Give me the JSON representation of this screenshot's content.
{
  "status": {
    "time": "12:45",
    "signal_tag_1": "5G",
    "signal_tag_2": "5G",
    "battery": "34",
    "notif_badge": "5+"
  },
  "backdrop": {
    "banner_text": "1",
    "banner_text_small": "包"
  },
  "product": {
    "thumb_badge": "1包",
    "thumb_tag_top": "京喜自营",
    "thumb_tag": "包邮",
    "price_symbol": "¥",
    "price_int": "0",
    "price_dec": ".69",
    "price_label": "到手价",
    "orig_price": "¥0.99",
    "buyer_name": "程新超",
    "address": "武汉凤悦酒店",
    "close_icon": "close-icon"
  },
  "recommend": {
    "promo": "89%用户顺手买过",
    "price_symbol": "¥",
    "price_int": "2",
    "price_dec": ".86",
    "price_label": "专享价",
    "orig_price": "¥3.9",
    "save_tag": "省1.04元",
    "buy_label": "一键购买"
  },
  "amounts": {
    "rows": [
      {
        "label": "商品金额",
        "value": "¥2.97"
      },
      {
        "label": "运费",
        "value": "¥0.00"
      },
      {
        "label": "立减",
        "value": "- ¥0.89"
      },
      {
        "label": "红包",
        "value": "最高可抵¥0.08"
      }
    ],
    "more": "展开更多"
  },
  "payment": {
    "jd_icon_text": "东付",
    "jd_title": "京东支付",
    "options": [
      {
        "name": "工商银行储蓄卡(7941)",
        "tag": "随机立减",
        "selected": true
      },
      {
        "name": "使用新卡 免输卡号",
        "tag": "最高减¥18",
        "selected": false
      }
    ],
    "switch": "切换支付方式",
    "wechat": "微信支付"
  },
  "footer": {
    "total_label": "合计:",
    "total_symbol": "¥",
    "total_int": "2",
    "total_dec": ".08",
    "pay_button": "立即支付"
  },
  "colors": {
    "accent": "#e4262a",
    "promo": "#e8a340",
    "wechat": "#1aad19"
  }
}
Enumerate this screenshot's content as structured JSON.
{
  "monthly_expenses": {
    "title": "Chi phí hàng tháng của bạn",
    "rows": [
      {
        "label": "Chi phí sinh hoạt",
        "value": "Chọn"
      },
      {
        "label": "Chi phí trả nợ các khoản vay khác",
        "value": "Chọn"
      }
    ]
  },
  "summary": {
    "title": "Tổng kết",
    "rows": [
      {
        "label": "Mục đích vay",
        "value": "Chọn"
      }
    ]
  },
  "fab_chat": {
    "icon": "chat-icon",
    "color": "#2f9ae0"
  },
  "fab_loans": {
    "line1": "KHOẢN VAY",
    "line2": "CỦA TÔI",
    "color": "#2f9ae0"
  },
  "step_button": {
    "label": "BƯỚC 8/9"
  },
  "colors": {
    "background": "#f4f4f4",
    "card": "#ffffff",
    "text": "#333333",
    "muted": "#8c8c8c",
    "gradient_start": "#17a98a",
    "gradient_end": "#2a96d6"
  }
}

GIVEN INSTRUCTION | Please set down each line of the records exactly as given.

WRITTEN RESPONSE |
Give me the JSON representation of this screenshot's content.
{
  "status": {
    "time": "12:45",
    "signal_tag_1": "5G",
    "signal_tag_2": "5G",
    "battery": "34",
    "notif_badge": "5+"
  },
  "backdrop": {
    "banner_text": "1",
    "banner_text_small": "包"
  },
  "product": {
    "thumb_badge": "1包",
    "thumb_tag_top": "京喜自营",
    "thumb_tag": "包邮",
    "price_symbol": "¥",
    "price_int": "0",
    "price_dec": ".69",
    "price_label": "到手价",
    "orig_price": "¥0.99",
    "buyer_name": "程新超",
    "address": "武汉凤悦酒店",
    "close_icon": "close-icon"
  },
  "recommend": {
    "promo": "89%用户顺手买过",
    "price_symbol": "¥",
    "price_int": "2",
    "price_dec": ".86",
    "price_label": "专享价",
    "orig_price": "¥3.9",
    "save_tag": "省1.04元",
    "buy_label": "一键购买"
  },
  "amounts": {
    "rows": [
      {
        "label": "商品金额",
        "value": "¥2.97"
      },
      {
        "label": "运费",
        "value": "¥0.00"
      },
      {
        "label": "立减",
        "value": "- ¥0.89"
      },
      {
        "label": "红包",
        "value": "最高可抵¥0.08"
      }
    ],
    "more": "展开更多"
  },
  "payment": {
    "jd_icon_text": "东付",
    "jd_title": "京东支付",
    "options": [
      {
        "name": "工商银行储蓄卡(7941)",
        "tag": "随机立减",
        "selected": true
      },
      {
        "name": "使用新卡 免输卡号",
        "tag": "最高减¥18",
        "selected": false
      }
    ],
    "switch": "切换支付方式",
    "wechat": "微信支付"
  },
  "footer": {
    "total_label": "合计:",
    "total_symbol": "¥",
    "total_int": "2",
    "total_dec": ".08",
    "pay_button": "立即支付"
  },
  "colors": {
    "accent": "#e4262a",
    "promo": "#e8a340",
    "wechat": "#1aad19"
  }
}
Enumerate this screenshot's content as structured JSON.
{
  "monthly_expenses": {
    "title": "Chi phí hàng tháng của bạn",
    "rows": [
      {
        "label": "Chi phí sinh hoạt",
        "value": "Chọn"
      },
      {
        "label": "Chi phí trả nợ các khoản vay khác",
        "value": "Chọn"
      }
    ]
  },
  "summary": {
    "title": "Tổng kết",
    "rows": [
      {
        "label": "Mục đích vay",
        "value": "Chọn"
      }
    ]
  },
  "fab_chat": {
    "icon": "chat-icon",
    "color": "#2f9ae0"
  },
  "fab_loans": {
    "line1": "KHOẢN VAY",
    "line2": "CỦA TÔI",
    "color": "#2f9ae0"
  },
  "step_button": {
    "label": "BƯỚC 8/9"
  },
  "colors": {
    "background": "#f4f4f4",
    "card": "#ffffff",
    "text": "#333333",
    "muted": "#8c8c8c",
    "gradient_start": "#17a98a",
    "gradient_end": "#2a96d6"
  }
}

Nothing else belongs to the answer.